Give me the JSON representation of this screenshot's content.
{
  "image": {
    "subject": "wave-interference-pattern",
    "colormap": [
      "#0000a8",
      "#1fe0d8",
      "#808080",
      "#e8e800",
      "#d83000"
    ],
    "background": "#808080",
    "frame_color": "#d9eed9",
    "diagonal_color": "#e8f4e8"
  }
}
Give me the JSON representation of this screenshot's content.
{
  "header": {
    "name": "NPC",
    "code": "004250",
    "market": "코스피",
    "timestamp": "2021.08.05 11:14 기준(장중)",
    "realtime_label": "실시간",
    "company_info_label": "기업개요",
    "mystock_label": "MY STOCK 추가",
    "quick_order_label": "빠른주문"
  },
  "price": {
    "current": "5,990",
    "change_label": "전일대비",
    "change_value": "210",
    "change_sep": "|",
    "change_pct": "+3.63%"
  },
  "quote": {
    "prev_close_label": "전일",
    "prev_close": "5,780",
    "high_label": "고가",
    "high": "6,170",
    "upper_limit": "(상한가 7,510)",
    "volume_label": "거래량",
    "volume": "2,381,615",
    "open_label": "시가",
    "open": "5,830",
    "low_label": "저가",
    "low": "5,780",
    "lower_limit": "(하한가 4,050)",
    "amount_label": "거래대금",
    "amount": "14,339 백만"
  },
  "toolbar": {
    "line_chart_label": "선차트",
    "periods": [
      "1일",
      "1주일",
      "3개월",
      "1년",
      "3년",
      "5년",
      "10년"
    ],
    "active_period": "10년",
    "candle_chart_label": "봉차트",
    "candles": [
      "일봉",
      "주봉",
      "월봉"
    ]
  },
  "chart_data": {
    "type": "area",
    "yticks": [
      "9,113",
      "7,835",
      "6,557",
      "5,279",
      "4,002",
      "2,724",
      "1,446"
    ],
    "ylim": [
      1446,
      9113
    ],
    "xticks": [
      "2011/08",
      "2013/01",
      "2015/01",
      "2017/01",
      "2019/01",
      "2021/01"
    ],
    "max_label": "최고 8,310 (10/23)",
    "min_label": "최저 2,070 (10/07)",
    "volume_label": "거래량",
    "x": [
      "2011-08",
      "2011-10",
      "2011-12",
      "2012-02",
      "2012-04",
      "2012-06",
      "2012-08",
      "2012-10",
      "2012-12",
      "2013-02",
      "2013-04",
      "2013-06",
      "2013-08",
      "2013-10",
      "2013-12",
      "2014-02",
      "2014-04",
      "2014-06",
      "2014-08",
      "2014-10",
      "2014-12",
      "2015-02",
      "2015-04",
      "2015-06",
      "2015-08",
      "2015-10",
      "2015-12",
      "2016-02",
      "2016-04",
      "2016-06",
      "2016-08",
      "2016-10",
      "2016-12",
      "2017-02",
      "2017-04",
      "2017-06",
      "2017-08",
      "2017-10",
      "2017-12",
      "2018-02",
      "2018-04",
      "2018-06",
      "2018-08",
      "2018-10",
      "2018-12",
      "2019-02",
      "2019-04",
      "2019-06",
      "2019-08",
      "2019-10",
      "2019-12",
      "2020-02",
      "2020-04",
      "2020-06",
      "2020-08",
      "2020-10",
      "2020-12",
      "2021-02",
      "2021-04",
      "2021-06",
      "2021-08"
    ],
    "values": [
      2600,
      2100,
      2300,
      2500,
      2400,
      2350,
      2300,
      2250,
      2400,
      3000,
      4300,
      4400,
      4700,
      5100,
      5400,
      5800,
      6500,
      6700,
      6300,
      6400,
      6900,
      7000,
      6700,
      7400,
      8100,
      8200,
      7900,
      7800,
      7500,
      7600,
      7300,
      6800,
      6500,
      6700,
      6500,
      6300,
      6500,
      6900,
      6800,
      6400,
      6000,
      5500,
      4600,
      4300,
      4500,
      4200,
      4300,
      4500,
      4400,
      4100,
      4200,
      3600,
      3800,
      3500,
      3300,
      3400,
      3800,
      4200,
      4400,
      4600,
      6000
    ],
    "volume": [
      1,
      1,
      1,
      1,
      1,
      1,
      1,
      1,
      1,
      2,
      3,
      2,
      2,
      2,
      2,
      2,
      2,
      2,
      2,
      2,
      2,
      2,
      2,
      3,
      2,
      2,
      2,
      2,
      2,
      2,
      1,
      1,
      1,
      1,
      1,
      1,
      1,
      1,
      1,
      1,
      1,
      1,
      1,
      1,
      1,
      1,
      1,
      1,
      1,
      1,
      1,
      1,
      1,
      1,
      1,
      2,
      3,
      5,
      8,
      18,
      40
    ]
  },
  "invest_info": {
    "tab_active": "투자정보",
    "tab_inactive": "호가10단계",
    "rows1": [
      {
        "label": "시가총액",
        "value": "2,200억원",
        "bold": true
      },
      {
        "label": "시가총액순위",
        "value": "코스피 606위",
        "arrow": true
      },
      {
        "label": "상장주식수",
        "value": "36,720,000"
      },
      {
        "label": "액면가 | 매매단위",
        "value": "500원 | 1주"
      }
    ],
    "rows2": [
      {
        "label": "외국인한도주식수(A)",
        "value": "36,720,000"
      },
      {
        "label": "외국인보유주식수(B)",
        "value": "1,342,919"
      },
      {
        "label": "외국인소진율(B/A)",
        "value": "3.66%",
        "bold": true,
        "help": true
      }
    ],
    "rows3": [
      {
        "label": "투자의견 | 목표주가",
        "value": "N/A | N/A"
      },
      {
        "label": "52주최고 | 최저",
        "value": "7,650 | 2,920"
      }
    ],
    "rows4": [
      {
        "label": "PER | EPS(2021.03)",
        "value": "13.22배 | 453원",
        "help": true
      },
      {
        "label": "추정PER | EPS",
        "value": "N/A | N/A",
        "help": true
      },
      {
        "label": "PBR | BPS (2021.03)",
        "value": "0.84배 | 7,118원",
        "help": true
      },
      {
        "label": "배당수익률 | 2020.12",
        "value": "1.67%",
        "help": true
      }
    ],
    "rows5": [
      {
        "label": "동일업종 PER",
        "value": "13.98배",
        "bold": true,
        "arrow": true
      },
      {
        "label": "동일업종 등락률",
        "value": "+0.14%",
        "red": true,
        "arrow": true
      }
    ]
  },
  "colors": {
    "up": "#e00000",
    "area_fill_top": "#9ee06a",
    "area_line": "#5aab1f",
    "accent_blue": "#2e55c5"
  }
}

▬▬▬▬▬▬▬▬▬▬

:: PROBLEM STATEMENT ::
Every entry must be retyped in full, exactly as given.

:: REPLY TO THE EXERCISE ::
Give me the JSON representation of this screenshot's content.
{
  "image": {
    "subject": "wave-interference-pattern",
    "colormap": [
      "#0000a8",
      "#1fe0d8",
      "#808080",
      "#e8e800",
      "#d83000"
    ],
    "background": "#808080",
    "frame_color": "#d9eed9",
    "diagonal_color": "#e8f4e8"
  }
}
Give me the JSON representation of this screenshot's content.
{
  "header": {
    "name": "NPC",
    "code": "004250",
    "market": "코스피",
    "timestamp": "2021.08.05 11:14 기준(장중)",
    "realtime_label": "실시간",
    "company_info_label": "기업개요",
    "mystock_label": "MY STOCK 추가",
    "quick_order_label": "빠른주문"
  },
  "price": {
    "current": "5,990",
    "change_label": "전일대비",
    "change_value": "210",
    "change_sep": "|",
    "change_pct": "+3.63%"
  },
  "quote": {
    "prev_close_label": "전일",
    "prev_close": "5,780",
    "high_label": "고가",
    "high": "6,170",
    "upper_limit": "(상한가 7,510)",
    "volume_label": "거래량",
    "volume": "2,381,615",
    "open_label": "시가",
    "open": "5,830",
    "low_label": "저가",
    "low": "5,780",
    "lower_limit": "(하한가 4,050)",
    "amount_label": "거래대금",
    "amount": "14,339 백만"
  },
  "toolbar": {
    "line_chart_label": "선차트",
    "periods": [
      "1일",
      "1주일",
      "3개월",
      "1년",
      "3년",
      "5년",
      "10년"
    ],
    "active_period": "10년",
    "candle_chart_label": "봉차트",
    "candles": [
      "일봉",
      "주봉",
      "월봉"
    ]
  },
  "chart_data": {
    "type": "area",
    "yticks": [
      "9,113",
      "7,835",
      "6,557",
      "5,279",
      "4,002",
      "2,724",
      "1,446"
    ],
    "ylim": [
      1446,
      9113
    ],
    "xticks": [
      "2011/08",
      "2013/01",
      "2015/01",
      "2017/01",
      "2019/01",
      "2021/01"
    ],
    "max_label": "최고 8,310 (10/23)",
    "min_label": "최저 2,070 (10/07)",
    "volume_label": "거래량",
    "x": [
      "2011-08",
      "2011-10",
      "2011-12",
      "2012-02",
      "2012-04",
      "2012-06",
      "2012-08",
      "2012-10",
      "2012-12",
      "2013-02",
      "2013-04",
      "2013-06",
      "2013-08",
      "2013-10",
      "2013-12",
      "2014-02",
      "2014-04",
      "2014-06",
      "2014-08",
      "2014-10",
      "2014-12",
      "2015-02",
      "2015-04",
      "2015-06",
      "2015-08",
      "2015-10",
      "2015-12",
      "2016-02",
      "2016-04",
      "2016-06",
      "2016-08",
      "2016-10",
      "2016-12",
      "2017-02",
      "2017-04",
      "2017-06",
      "2017-08",
      "2017-10",
      "2017-12",
      "2018-02",
      "2018-04",
      "2018-06",
      "2018-08",
      "2018-10",
      "2018-12",
      "2019-02",
      "2019-04",
      "2019-06",
      "2019-08",
      "2019-10",
      "2019-12",
      "2020-02",
      "2020-04",
      "2020-06",
      "2020-08",
      "2020-10",
      "2020-12",
      "2021-02",
      "2021-04",
      "2021-06",
      "2021-08"
    ],
    "values": [
      2600,
      2100,
      2300,
      2500,
      2400,
      2350,
      2300,
      2250,
      2400,
      3000,
      4300,
      4400,
      4700,
      5100,
      5400,
      5800,
      6500,
      6700,
      6300,
      6400,
      6900,
      7000,
      6700,
      7400,
      8100,
      8200,
      7900,
      7800,
      7500,
      7600,
      7300,
      6800,
      6500,
      6700,
      6500,
      6300,
      6500,
      6900,
      6800,
      6400,
      6000,
      5500,
      4600,
      4300,
      4500,
      4200,
      4300,
      4500,
      4400,
      4100,
      4200,
      3600,
      3800,
      3500,
      3300,
      3400,
      3800,
      4200,
      4400,
      4600,
      6000
    ],
    "volume": [
      1,
      1,
      1,
      1,
      1,
      1,
      1,
      1,
      1,
      2,
      3,
      2,
      2,
      2,
      2,
      2,
      2,
      2,
      2,
      2,
      2,
      2,
      2,
      3,
      2,
      2,
      2,
      2,
      2,
      2,
      1,
      1,
      1,
      1,
      1,
      1,
      1,
      1,
      1,
      1,
      1,
      1,
      1,
      1,
      1,
      1,
      1,
      1,
      1,
      1,
      1,
      1,
      1,
      1,
      1,
      2,
      3,
      5,
      8,
      18,
      40
    ]
  },
  "invest_info": {
    "tab_active": "투자정보",
    "tab_inactive": "호가10단계",
    "rows1": [
      {
        "label": "시가총액",
        "value": "2,200억원",
        "bold": true
      },
      {
        "label": "시가총액순위",
        "value": "코스피 606위",
        "arrow": true
      },
      {
        "label": "상장주식수",
        "value": "36,720,000"
      },
      {
        "label": "액면가 | 매매단위",
        "value": "500원 | 1주"
      }
    ],
    "rows2": [
      {
        "label": "외국인한도주식수(A)",
        "value": "36,720,000"
      },
      {
        "label": "외국인보유주식수(B)",
        "value": "1,342,919"
      },
      {
        "label": "외국인소진율(B/A)",
        "value": "3.66%",
        "bold": true,
        "help": true
      }
    ],
    "rows3": [
      {
        "label": "투자의견 | 목표주가",
        "value": "N/A | N/A"
      },
      {
        "label": "52주최고 | 최저",
        "value": "7,650 | 2,920"
      }
    ],
    "rows4": [
      {
        "label": "PER | EPS(2021.03)",
        "value": "13.22배 | 453원",
        "help": true
      },
      {
        "label": "추정PER | EPS",
        "value": "N/A | N/A",
        "help": true
      },
      {
        "label": "PBR | BPS (2021.03)",
        "value": "0.84배 | 7,118원",
        "help": true
      },
      {
        "label": "배당수익률 | 2020.12",
        "value": "1.67%",
        "help": true
      }
    ],
    "rows5": [
      {
        "label": "동일업종 PER",
        "value": "13.98배",
        "bold": true,
        "arrow": true
      },
      {
        "label": "동일업종 등락률",
        "value": "+0.14%",
        "red": true,
        "arrow": true
      }
    ]
  },
  "colors": {
    "up": "#e00000",
    "area_fill_top": "#9ee06a",
    "area_line": "#5aab1f",
    "accent_blue": "#2e55c5"
  }
}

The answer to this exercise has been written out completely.